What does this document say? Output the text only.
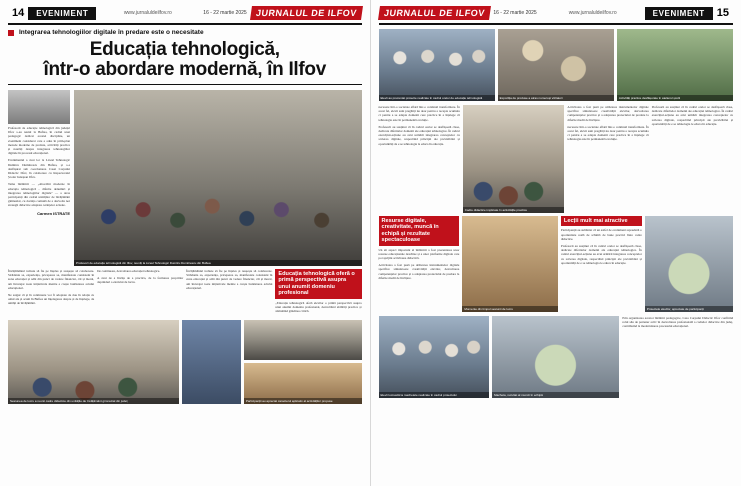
14	EVENIMENT	www.jurnaluldeilfov.ro	16 - 22 martie 2025 JURNALUL DE ILFOV
Integrarea tehnologiilor digitale în predare este o necesitate
Educația tehnologică,
într-o abordare modernă, în Ilfov

Profesorii de educație tehnologică din județul Ilfov s-au reunit la Buftea, în cadrul unei pedagogic dedicat acestei discipline, un eveniment considerat care a adus în prim-plan metode moderne de predare, activități practice și noutăți despre integrarea tehnologiilor digitale în procesul educațional.

Evenimentul a avut loc la Liceul Tehnologic Dumitru Dumitrescu din Buftea, și s-a desfășurat sub coordonarea Casei Corpului Didactic Ilfov, în colaborare cu Inspectoratul Școlar Județean Ilfov.

Tema întâlnirii — „Abordări moderne în educația tehnologică - diferite denumiri și integrarea tehnologiilor digitale" — a atras participanți din cadrul unităților de învățământ gimnazial, cu dorința comună de a dezvolta noi strategii didactice adaptate cerințelor actuale.

Carmen ISTRATE
Profesorii de educație tehnologică din Ilfov, reuniți la Liceul Tehnologic Dumitru Dumitrescu din Buftea

Învățământul trebuie să fie pe înțeles și reușește să colaboreze. Strădania sa, experiența, priceperea sa, manifestate consistent în zona educației și adât din punct de vedere financiar, cât și moral, am încurajat toate inițiativele menite a crește bunăstarea actului educațional.

Ne asigur că și în continuare vor fi adoptate de dou în relația cu omul ale și acum în Buftea un înțelegerea despre și de înțelege, de unități de învățământ.

De continuare, dezvoltarea educației tehnologice.

A avut de a învăța de a practica, de la formarea propriilor deprinderi a elevului de lucru.

Învățământul trebuie să fie pe înțeles și reușește să colaboreze. Strădania sa, experiența, priceperea sa, manifestate consistent în zona educației și adât din punct de vedere financiar, cât și moral, am încurajat toate inițiativele menite a crește bunăstarea actului educațional.

Educația tehnologică oferă o primă perspectivă asupra unui anumit domeniu profesional

„Educația tehnologică oferă elevilor o primă perspectivă asupra unui anumit domeniu profesional, dezvoltând abilități practice și stimulând gândirea critică.

Sesiunea de lucru a reunit cadre didactice din unitățile de învățământ gimnazial din județ	Participanții au apreciat caracterul aplicativ al activităților propuse
JURNALUL DE ILFOV	16 - 22 martie 2025	www.jurnaluldeilfov.ro	EVENIMENT	15
Elevii au prezentat proiecte realizate în cadrul orelor de educație tehnologică	Expoziția de produse a atras numeroși vizitatori	Activități practice desfășurate în atelierul școlii

necesare într-o societate aflată într-o continuă transformare. În acest fel, elevii sunt pregătiți nu doar pentru a recepta acumula ci pentru a se adapta domenii cere practice în a înțelege că tehnologia este în permanentă evoluție.

Profesorii au susținut că în cadrul orelor se desfășoară clase, dedicate diferitelor domenii ale educației tehnologice. În cadrul exercițiul-acțiune au avut urmărit integrarea conceptelor cu scrierea digitale, respectând principii ale previzibilei și oportunități de e se tehnologia le educa în educație.

Cadre didactice implicate în activitățile practice

Activitatea a fost pusă pe utilizarea instrumentelor digitale specifice simulatoare creativității elevilor, dezvoltarea competențelor practice și a adaptarea proiectului de predare la diferite medii de învățare.

necesare într-o societate aflată într-o continuă transformare. În acest fel, elevii sunt pregătiți nu doar pentru a recepta acumula ci pentru a se adapta domenii cere practice în a înțelege că tehnologia este în permanentă evoluție.

Profesorii au susținut că în cadrul orelor se desfășoară clase, dedicate diferitelor domenii ale educației tehnologice. În cadrul exercițiul-acțiune au avut urmărit integrarea conceptelor cu scrierea digitale, respectând principii ale previzibilei și oportunități de e se tehnologia le educa în educație.

Resurse digitale, creativitate, muncă în echipă și rezultate spectaculoase

Un alt aspect important al întâlnirii a fost prezentarea unor resurse educaționale deschise și a unor platforme digitale care pot sprijini activitatea didactică.

Activitatea a fost pusă pe utilizarea instrumentelor digitale specifice simulatoare creativității elevilor, dezvoltarea competențelor practice și a adaptarea proiectului de predare la diferite medii de învățare.

Momente din timpul sesiunii de lucru
Lecții mult mai atractive

Participanții au subliniat că un astfel de eveniment reprezintă o oportunitate reală de schimb de bune practici între cadre didactice.

Profesorii au susținut că în cadrul orelor se desfășoară clase, dedicate diferitelor domenii ale educației tehnologice. În cadrul exercițiul-acțiune au avut urmărit integrarea conceptelor cu scrierea digitale, respectând principii ale previzibilei și oportunități de e se tehnologia le educa în educație.

Proiectele elevilor, apreciate de participanți
Elevii lucrează la machetele realizate în cadrul proiectului	Macheta, rezultat al muncii în echipă

Prin organizarea acestor întâlniri pedagogice, Casa Corpului Didactic Ilfov confirmă rolul său de partener activ în dezvoltarea profesională a cadrelor didactice din județ, contribuind la modernizarea procesului educațional.
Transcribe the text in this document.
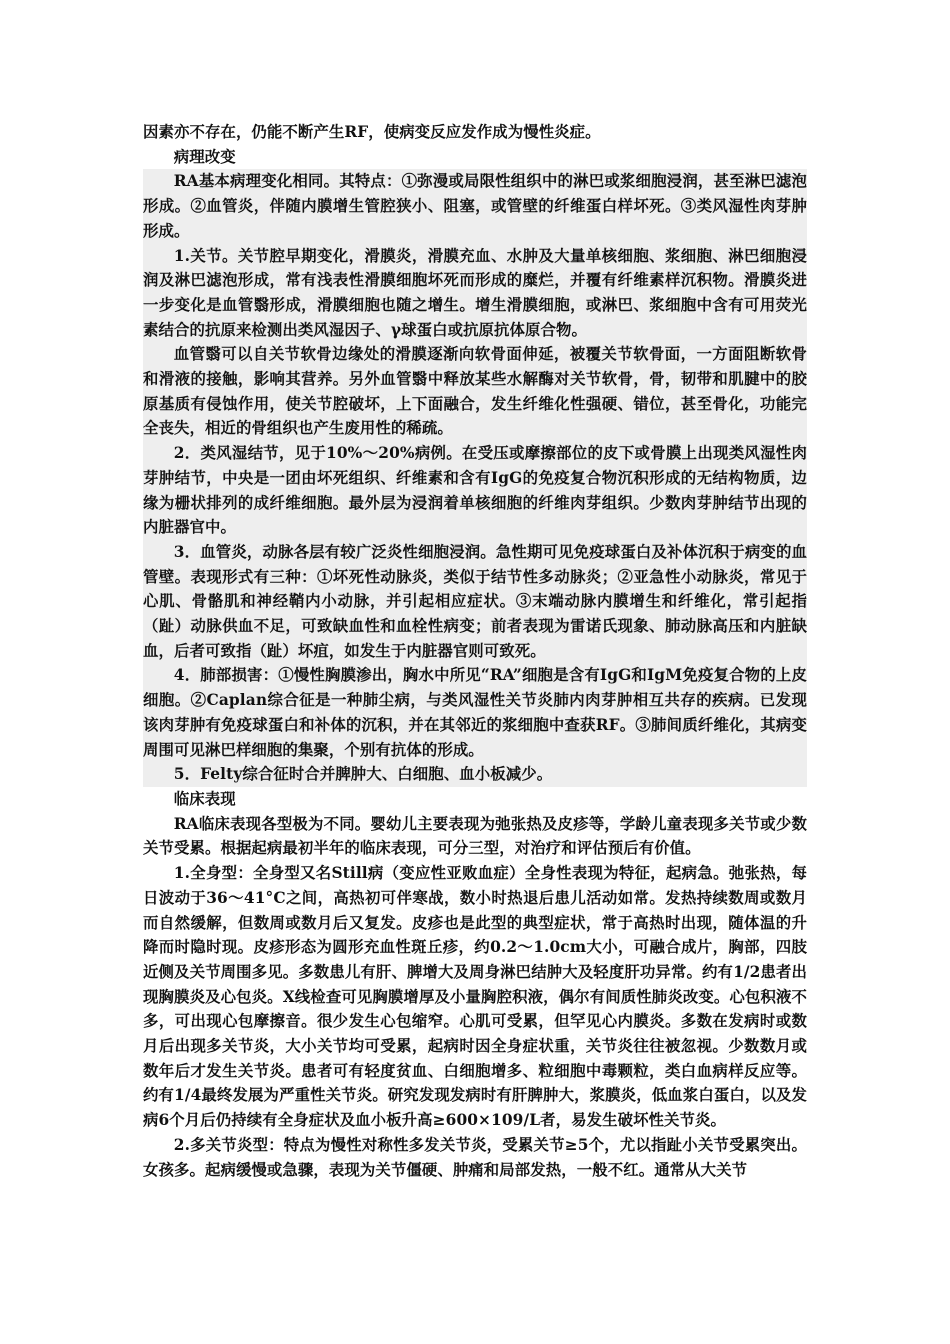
因素亦不存在，仍能不断产生RF，使病变反应发作成为慢性炎症。

病理改变

RA基本病理变化相同。其特点：①弥漫或局限性组织中的淋巴或浆细胞浸润，甚至淋巴滤泡形成。②血管炎，伴随内膜增生管腔狭小、阻塞，或管壁的纤维蛋白样坏死。③类风湿性肉芽肿形成。

1.关节。关节腔早期变化，滑膜炎，滑膜充血、水肿及大量单核细胞、浆细胞、淋巴细胞浸润及淋巴滤泡形成，常有浅表性滑膜细胞坏死而形成的糜烂，并覆有纤维素样沉积物。滑膜炎进一步变化是血管翳形成，滑膜细胞也随之增生。增生滑膜细胞，或淋巴、浆细胞中含有可用荧光素结合的抗原来检测出类风湿因子、γ球蛋白或抗原抗体原合物。

血管翳可以自关节软骨边缘处的滑膜逐渐向软骨面伸延，被覆关节软骨面，一方面阻断软骨和滑液的接触，影响其营养。另外血管翳中释放某些水解酶对关节软骨，骨，韧带和肌腱中的胶原基质有侵蚀作用，使关节腔破坏，上下面融合，发生纤维化性强硬、错位，甚至骨化，功能完全丧失，相近的骨组织也产生废用性的稀疏。

2．类风湿结节，见于10%～20%病例。在受压或摩擦部位的皮下或骨膜上出现类风湿性肉芽肿结节，中央是一团由坏死组织、纤维素和含有IgG的免疫复合物沉积形成的无结构物质，边缘为栅状排列的成纤维细胞。最外层为浸润着单核细胞的纤维肉芽组织。少数肉芽肿结节出现的内脏器官中。

3．血管炎，动脉各层有较广泛炎性细胞浸润。急性期可见免疫球蛋白及补体沉积于病变的血管壁。表现形式有三种：①坏死性动脉炎，类似于结节性多动脉炎；②亚急性小动脉炎，常见于心肌、骨骼肌和神经鞘内小动脉，并引起相应症状。③末端动脉内膜增生和纤维化，常引起指（趾）动脉供血不足，可致缺血性和血栓性病变；前者表现为雷诺氏现象、肺动脉高压和内脏缺血，后者可致指（趾）坏疽，如发生于内脏器官则可致死。

4．肺部损害：①慢性胸膜渗出，胸水中所见“RA”细胞是含有IgG和IgM免疫复合物的上皮细胞。②Caplan综合征是一种肺尘病，与类风湿性关节炎肺内肉芽肿相互共存的疾病。已发现该肉芽肿有免疫球蛋白和补体的沉积，并在其邻近的浆细胞中查获RF。③肺间质纤维化，其病变周围可见淋巴样细胞的集聚，个别有抗体的形成。

5．Felty综合征时合并脾肿大、白细胞、血小板减少。

临床表现

RA临床表现各型极为不同。婴幼儿主要表现为弛张热及皮疹等，学龄儿童表现多关节或少数关节受累。根据起病最初半年的临床表现，可分三型，对治疗和评估预后有价值。

1.全身型：全身型又名Still病（变应性亚败血症）全身性表现为特征，起病急。弛张热，每日波动于36～41°C之间，高热初可伴寒战，数小时热退后患儿活动如常。发热持续数周或数月而自然缓解，但数周或数月后又复发。皮疹也是此型的典型症状，常于高热时出现，随体温的升降而时隐时现。皮疹形态为圆形充血性斑丘疹，约0.2～1.0cm大小，可融合成片，胸部，四肢近侧及关节周围多见。多数患儿有肝、脾增大及周身淋巴结肿大及轻度肝功异常。约有1/2患者出现胸膜炎及心包炎。X线检查可见胸膜增厚及小量胸腔积液，偶尔有间质性肺炎改变。心包积液不多，可出现心包摩擦音。很少发生心包缩窄。心肌可受累，但罕见心内膜炎。多数在发病时或数月后出现多关节炎，大小关节均可受累，起病时因全身症状重，关节炎往往被忽视。少数数月或数年后才发生关节炎。患者可有轻度贫血、白细胞增多、粒细胞中毒颗粒，类白血病样反应等。约有1/4最终发展为严重性关节炎。研究发现发病时有肝脾肿大，浆膜炎，低血浆白蛋白，以及发病6个月后仍持续有全身症状及血小板升高≥600×109/L者，易发生破坏性关节炎。

2.多关节炎型：特点为慢性对称性多发关节炎，受累关节≥5个，尤以指趾小关节受累突出。女孩多。起病缓慢或急骤，表现为关节僵硬、肿痛和局部发热，一般不红。通常从大关节
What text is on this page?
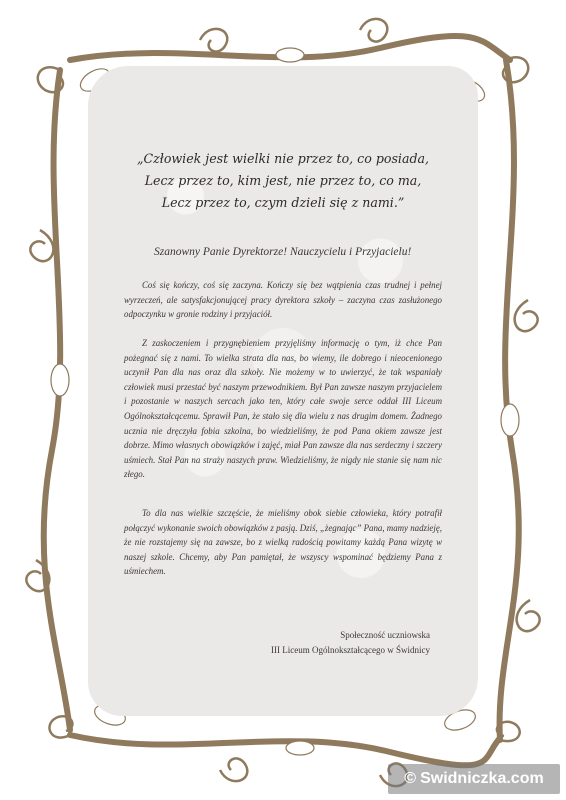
„Człowiek jest wielki nie przez to, co posiada,
Lecz przez to, kim jest, nie przez to, co ma,
Lecz przez to, czym dzieli się z nami.”
Szanowny Panie Dyrektorze! Nauczycielu i Przyjacielu!

Coś się kończy, coś się zaczyna. Kończy się bez wątpienia czas trudnej i pełnej wyrzeczeń, ale satysfakcjonującej pracy dyrektora szkoły – zaczyna czas zasłużonego odpoczynku w gronie rodziny i przyjaciół.

Z zaskoczeniem i przygnębieniem przyjęliśmy informację o tym, iż chce Pan pożegnać się z nami. To wielka strata dla nas, bo wiemy, ile dobrego i nieocenionego uczynił Pan dla nas oraz dla szkoły. Nie możemy w to uwierzyć, że tak wspaniały człowiek musi przestać być naszym przewodnikiem. Był Pan zawsze naszym przyjacielem i pozostanie w naszych sercach jako ten, który całe swoje serce oddał III Liceum Ogólnokształcącemu. Sprawił Pan, że stało się dla wielu z nas drugim domem. Żadnego ucznia nie dręczyła fobia szkolna, bo wiedzieliśmy, że pod Pana okiem zawsze jest dobrze. Mimo własnych obowiązków i zajęć, miał Pan zawsze dla nas serdeczny i szczery uśmiech. Stał Pan na straży naszych praw. Wiedzieliśmy, że nigdy nie stanie się nam nic złego.

To dla nas wielkie szczęście, że mieliśmy obok siebie człowieka, który potrafił połączyć wykonanie swoich obowiązków z pasją. Dziś, „żegnając” Pana, mamy nadzieję, że nie rozstajemy się na zawsze, bo z wielką radością powitamy każdą Pana wizytę w naszej szkole. Chcemy, aby Pan pamiętał, że wszyscy wspominać będziemy Pana z uśmiechem.

Społeczność uczniowska
III Liceum Ogólnokształcącego w Świdnicy
© Swidniczka.com
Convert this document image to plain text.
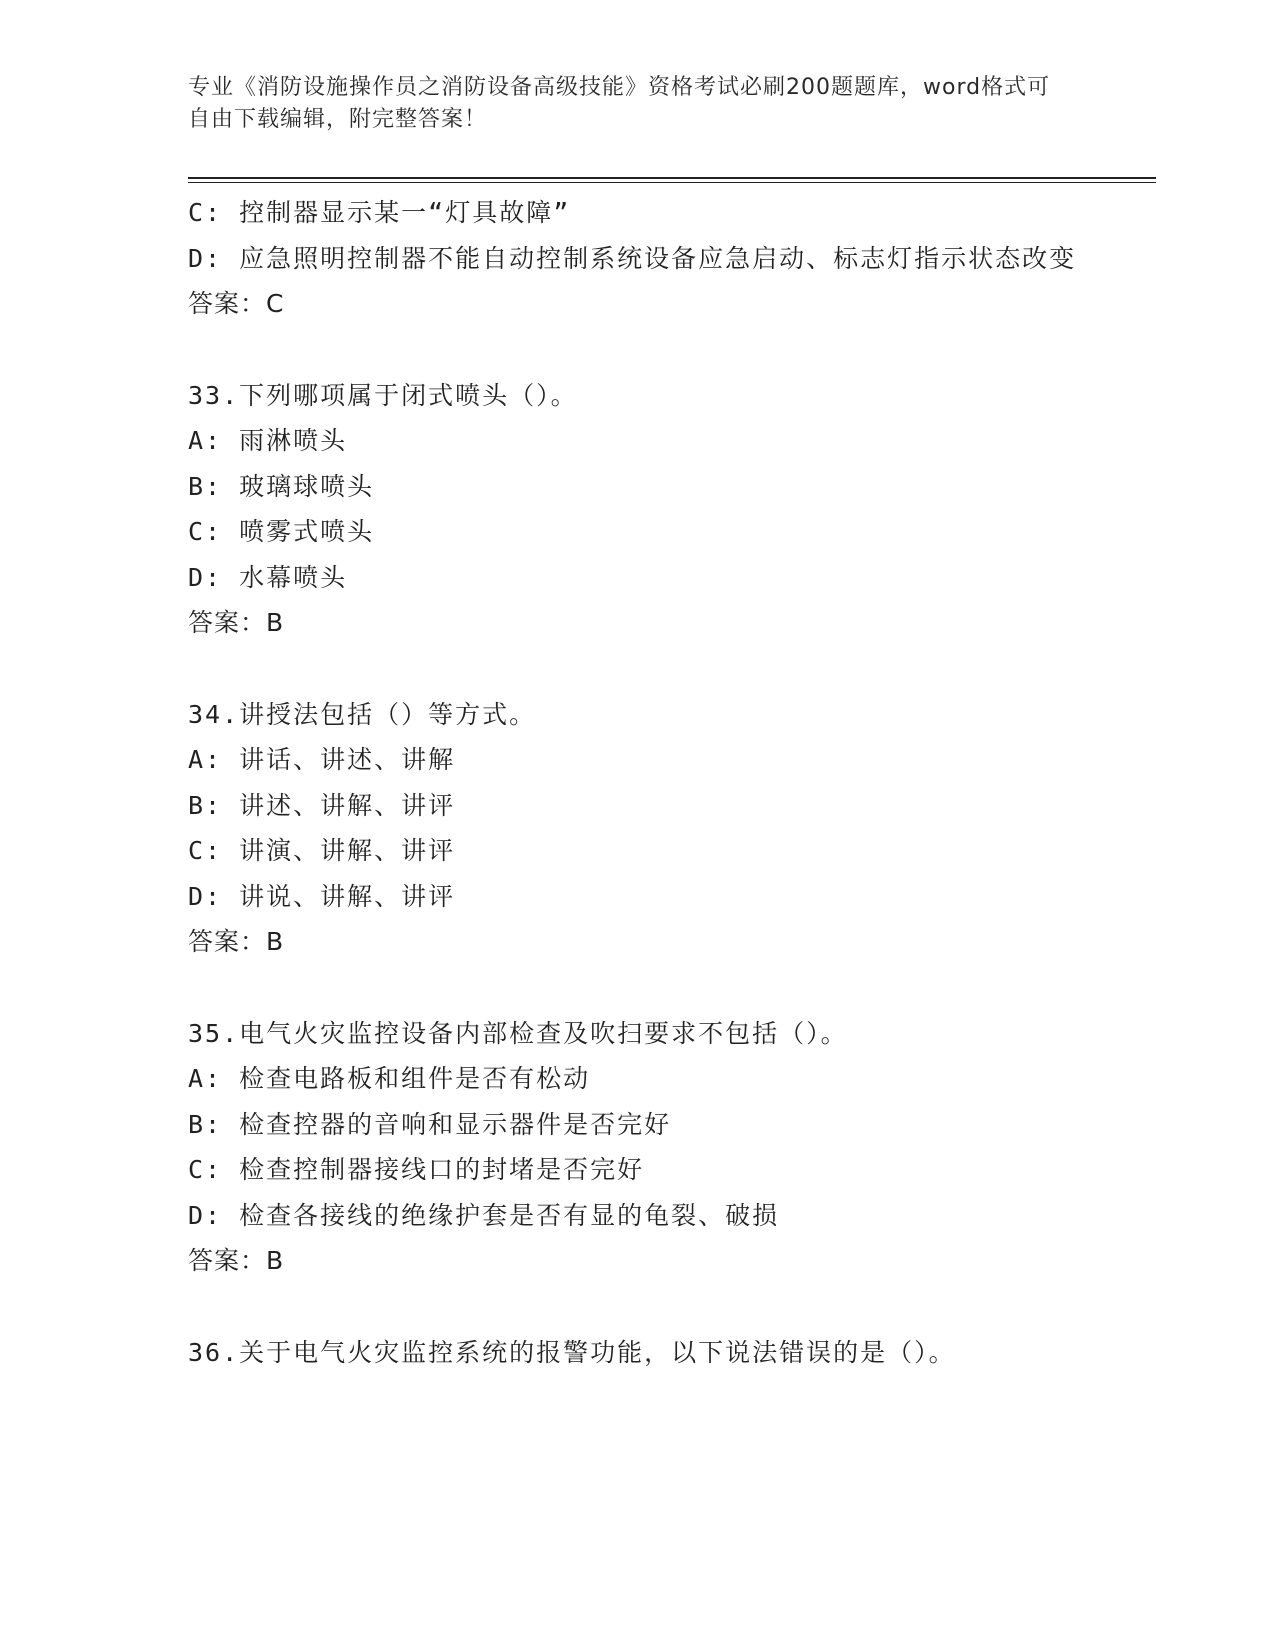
专业《消防设施操作员之消防设备高级技能》资格考试必刷200题题库，word格式可自由下载编辑，附完整答案！
C: 控制器显示某一“灯具故障”
D: 应急照明控制器不能自动控制系统设备应急启动、标志灯指示状态改变
答案：C
33.下列哪项属于闭式喷头（）。
A: 雨淋喷头
B: 玻璃球喷头
C: 喷雾式喷头
D: 水幕喷头
答案：B
34.讲授法包括（）等方式。
A: 讲话、讲述、讲解
B: 讲述、讲解、讲评
C: 讲演、讲解、讲评
D: 讲说、讲解、讲评
答案：B
35.电气火灾监控设备内部检查及吹扫要求不包括（）。
A: 检查电路板和组件是否有松动
B: 检查控器的音响和显示器件是否完好
C: 检查控制器接线口的封堵是否完好
D: 检查各接线的绝缘护套是否有显的龟裂、破损
答案：B
36.关于电气火灾监控系统的报警功能，以下说法错误的是（）。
_ _ _
State the number of lines that contain the string "realizate", with no other words.

--- Written answer ---
2